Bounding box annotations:
* BEGIN *

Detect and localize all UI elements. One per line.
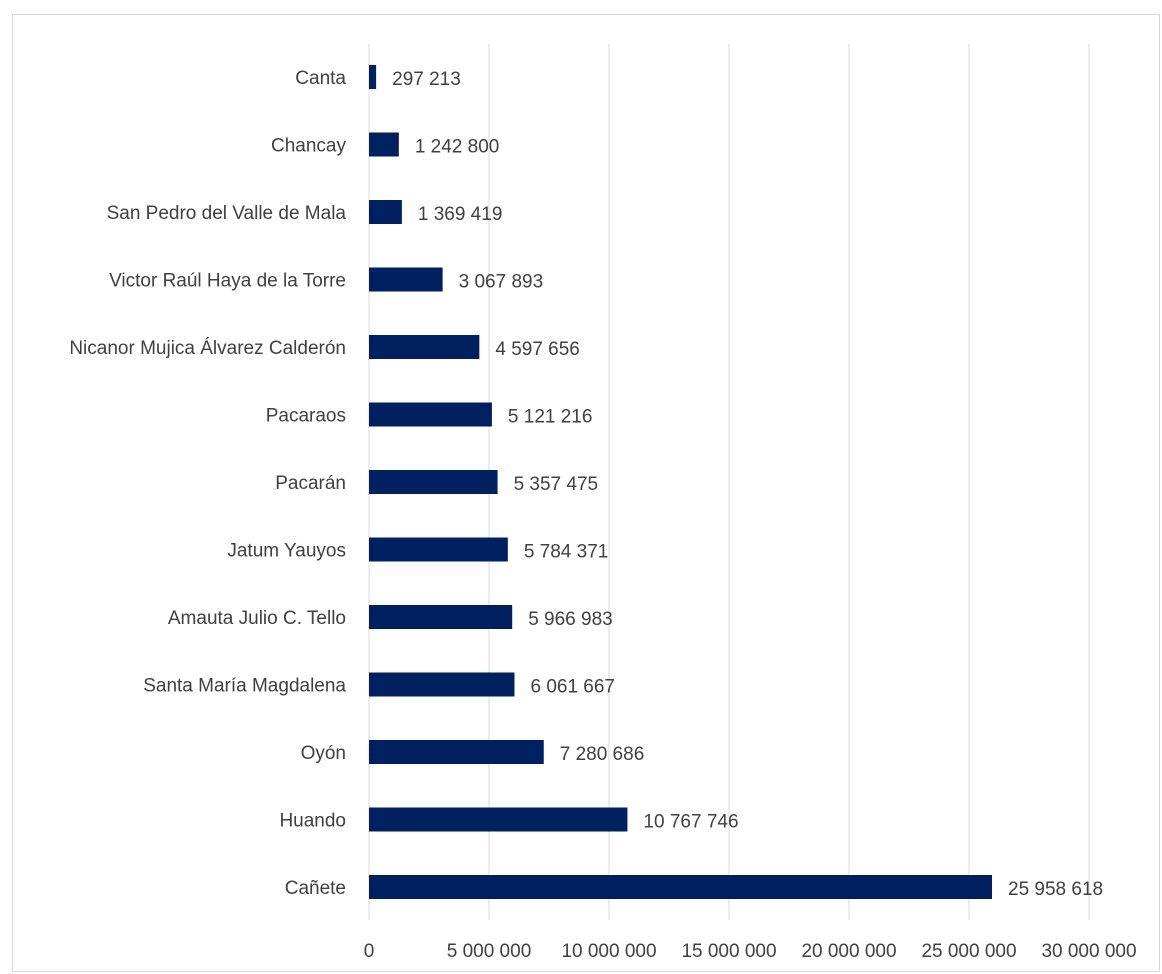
data-label: 7 280 686: [560, 744, 645, 765]
category-label: Santa María Magdalena: [143, 676, 346, 697]
category-label: San Pedro del Valle de Mala: [107, 203, 347, 224]
data-label: 25 958 618: [1008, 879, 1103, 900]
x-tick-label: 15 000 000: [681, 941, 776, 962]
bar: [369, 402, 492, 427]
data-label: 4 597 656: [495, 339, 580, 360]
category-label: Chancay: [271, 136, 346, 157]
bar: [369, 672, 515, 697]
bar: [369, 537, 508, 562]
bar: [369, 200, 402, 224]
category-label: Jatum Yauyos: [227, 541, 346, 562]
bar: [369, 605, 513, 629]
bar: [369, 470, 498, 494]
bar: [369, 807, 628, 832]
data-label: 6 061 667: [530, 677, 615, 698]
x-tick-label: 25 000 000: [921, 941, 1016, 962]
x-tick-label: 30 000 000: [1041, 941, 1136, 962]
bar: [369, 65, 377, 89]
category-label: Oyón: [301, 743, 346, 764]
category-label: Amauta Julio C. Tello: [168, 608, 346, 629]
x-tick-label: 10 000 000: [561, 941, 656, 962]
bar: [369, 335, 480, 359]
category-label: Nicanor Mujica Álvarez Calderón: [69, 338, 346, 359]
bar: [369, 740, 544, 764]
data-label: 3 067 893: [459, 272, 544, 293]
category-label: Canta: [295, 68, 346, 89]
data-label: 5 121 216: [508, 407, 593, 428]
category-label: Huando: [279, 811, 346, 832]
x-tick-label: 20 000 000: [801, 941, 896, 962]
category-label: Pacaraos: [266, 406, 346, 427]
data-label: 5 966 983: [528, 609, 613, 630]
data-label: 297 213: [392, 69, 461, 90]
data-label: 10 767 746: [643, 812, 738, 833]
category-label: Cañete: [285, 878, 346, 899]
bar: [369, 132, 399, 157]
data-label: 5 357 475: [514, 474, 599, 495]
x-tick-label: 5 000 000: [447, 941, 532, 962]
category-label: Pacarán: [275, 473, 346, 494]
data-label: 1 369 419: [418, 204, 503, 225]
data-label: 1 242 800: [415, 137, 500, 158]
category-label: Victor Raúl Haya de la Torre: [109, 271, 346, 292]
bar: [369, 875, 993, 899]
x-tick-label: 0: [364, 941, 375, 962]
data-label: 5 784 371: [524, 542, 609, 563]
bar: [369, 267, 443, 292]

* END *

■ Directions
Edit the listing above so that "UI elements" becomes "interface elements", keeping every other line the same, and leave out the pictures.

■ Worked answer
Detect and localize all interface elements. One per line.
data-label: 7 280 686: [560, 744, 645, 765]
category-label: Santa María Magdalena: [143, 676, 346, 697]
category-label: San Pedro del Valle de Mala: [107, 203, 347, 224]
data-label: 25 958 618: [1008, 879, 1103, 900]
x-tick-label: 15 000 000: [681, 941, 776, 962]
bar: [369, 402, 492, 427]
data-label: 4 597 656: [495, 339, 580, 360]
category-label: Chancay: [271, 136, 346, 157]
bar: [369, 672, 515, 697]
bar: [369, 537, 508, 562]
bar: [369, 200, 402, 224]
category-label: Jatum Yauyos: [227, 541, 346, 562]
bar: [369, 605, 513, 629]
bar: [369, 470, 498, 494]
bar: [369, 807, 628, 832]
data-label: 6 061 667: [530, 677, 615, 698]
x-tick-label: 25 000 000: [921, 941, 1016, 962]
x-tick-label: 30 000 000: [1041, 941, 1136, 962]
bar: [369, 65, 377, 89]
category-label: Oyón: [301, 743, 346, 764]
category-label: Amauta Julio C. Tello: [168, 608, 346, 629]
x-tick-label: 10 000 000: [561, 941, 656, 962]
bar: [369, 335, 480, 359]
category-label: Nicanor Mujica Álvarez Calderón: [69, 338, 346, 359]
bar: [369, 740, 544, 764]
data-label: 3 067 893: [459, 272, 544, 293]
category-label: Canta: [295, 68, 346, 89]
data-label: 5 121 216: [508, 407, 593, 428]
category-label: Huando: [279, 811, 346, 832]
x-tick-label: 20 000 000: [801, 941, 896, 962]
category-label: Pacaraos: [266, 406, 346, 427]
data-label: 5 966 983: [528, 609, 613, 630]
data-label: 297 213: [392, 69, 461, 90]
data-label: 10 767 746: [643, 812, 738, 833]
category-label: Cañete: [285, 878, 346, 899]
bar: [369, 132, 399, 157]
data-label: 5 357 475: [514, 474, 599, 495]
x-tick-label: 5 000 000: [447, 941, 532, 962]
category-label: Pacarán: [275, 473, 346, 494]
data-label: 1 369 419: [418, 204, 503, 225]
data-label: 1 242 800: [415, 137, 500, 158]
category-label: Victor Raúl Haya de la Torre: [109, 271, 346, 292]
bar: [369, 875, 993, 899]
x-tick-label: 0: [364, 941, 375, 962]
data-label: 5 784 371: [524, 542, 609, 563]
bar: [369, 267, 443, 292]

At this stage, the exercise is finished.